# einmalige Zufallszahlen erstellen



## drveni88 (30. Nov 2009)

Hallo ich möchte gern ein Array mit zufälligen Zahlen erstellen um es später sortieren zu können. Jetzt möchte ich aber das jede zufällige Zahl nur ein einziges mal vorkommt. 
Hab das mal selber versucht, aber irgendwie kommen einige Zahlen doch öfter vor als nur einmal 

Ihr wisst doch bestimmt wieso 
Also könnte jemand bitte sagen wo mein Fehler ist, oder wie ich das ganze etwas eleganter Programmieren könnte.

[Java]
class ZufallsReihung {
	private final int maxZahl= 200;

    public final int[] getZufallsZahlen(int anzahl){
		 int[] zufall_reihung = new int[anzahl];
		 Random zahlen = new Random();

		 for(int i=0; i<zufall_reihung.length; i++){
			 for (int k=0; k<=i; k++){
				 if (zahlen.nextInt(maxZahl)!=zufall_reihung[k]){
					 zufall_reihung_ = zahlen.nextInt(maxZahl);
				 }else{
					 i--;
				 }
			 }
	 	 }
	    return zufall_reihung;
    }// Ende zufallszahlen
} // class ZufallsReihung[/code]

mfg_


----------



## eRaaaa (30. Nov 2009)

— Vorliegendes Material —
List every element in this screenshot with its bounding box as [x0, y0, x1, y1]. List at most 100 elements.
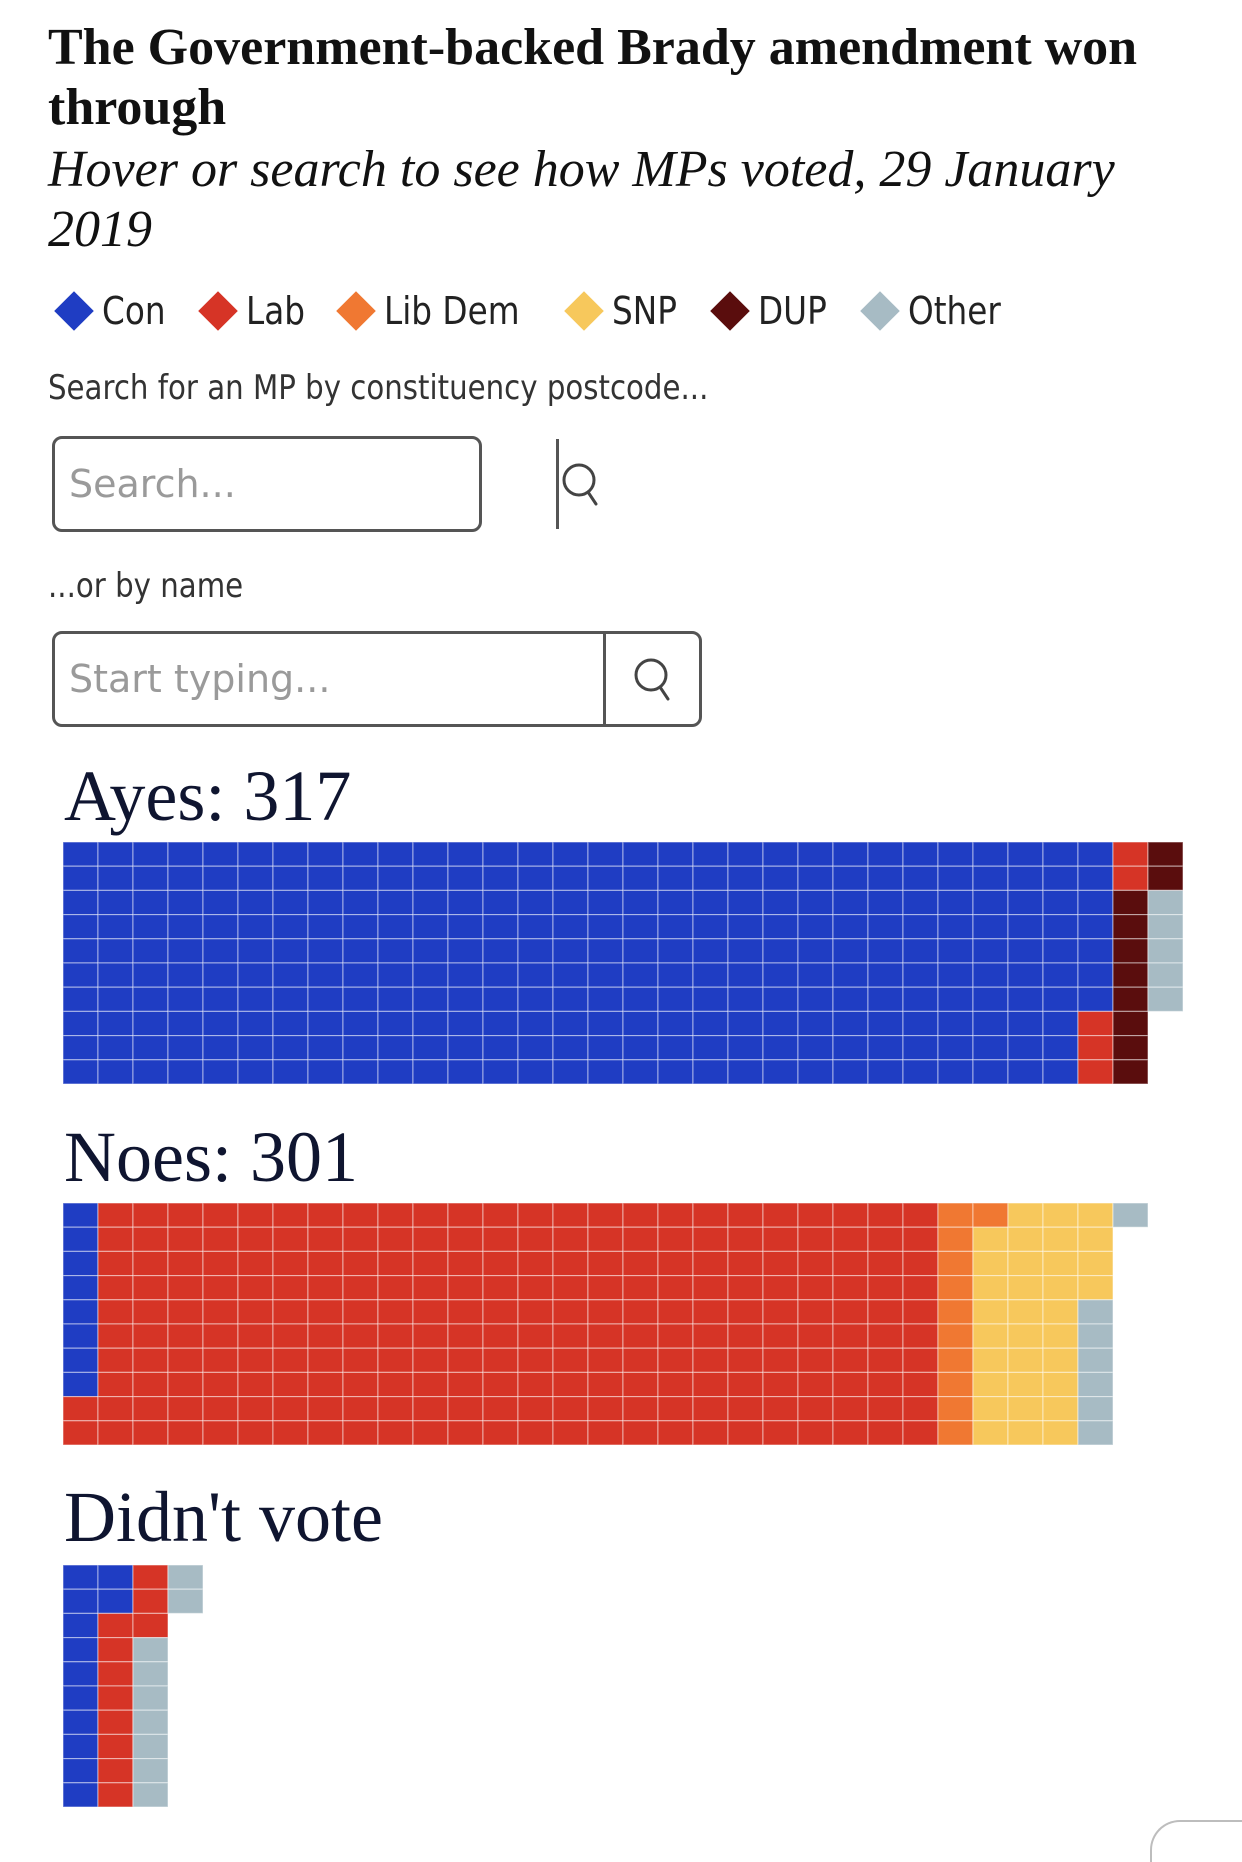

— Zu erledigende Aufgaben —
1. Was soll laut dem Textauszug später mit dem Array aus Zufallszahlen geschehen?
2. Gib den Textauszug ab der Stelle mit „Hallo ich möchte“ bis einschließlich „einziges mal vorkommt.“ erneut wieder. Tausche dabei „Array“ gegen „Feld“ aus.

— Lösungen der Aufgaben —
1. Es soll sortiert werden.

2.
Hallo ich möchte gern ein Feld mit zufälligen Zahlen erstellen um es später sortieren zu können. Jetzt möchte ich aber das jede zufällige Zahl nur ein einziges mal vorkommt.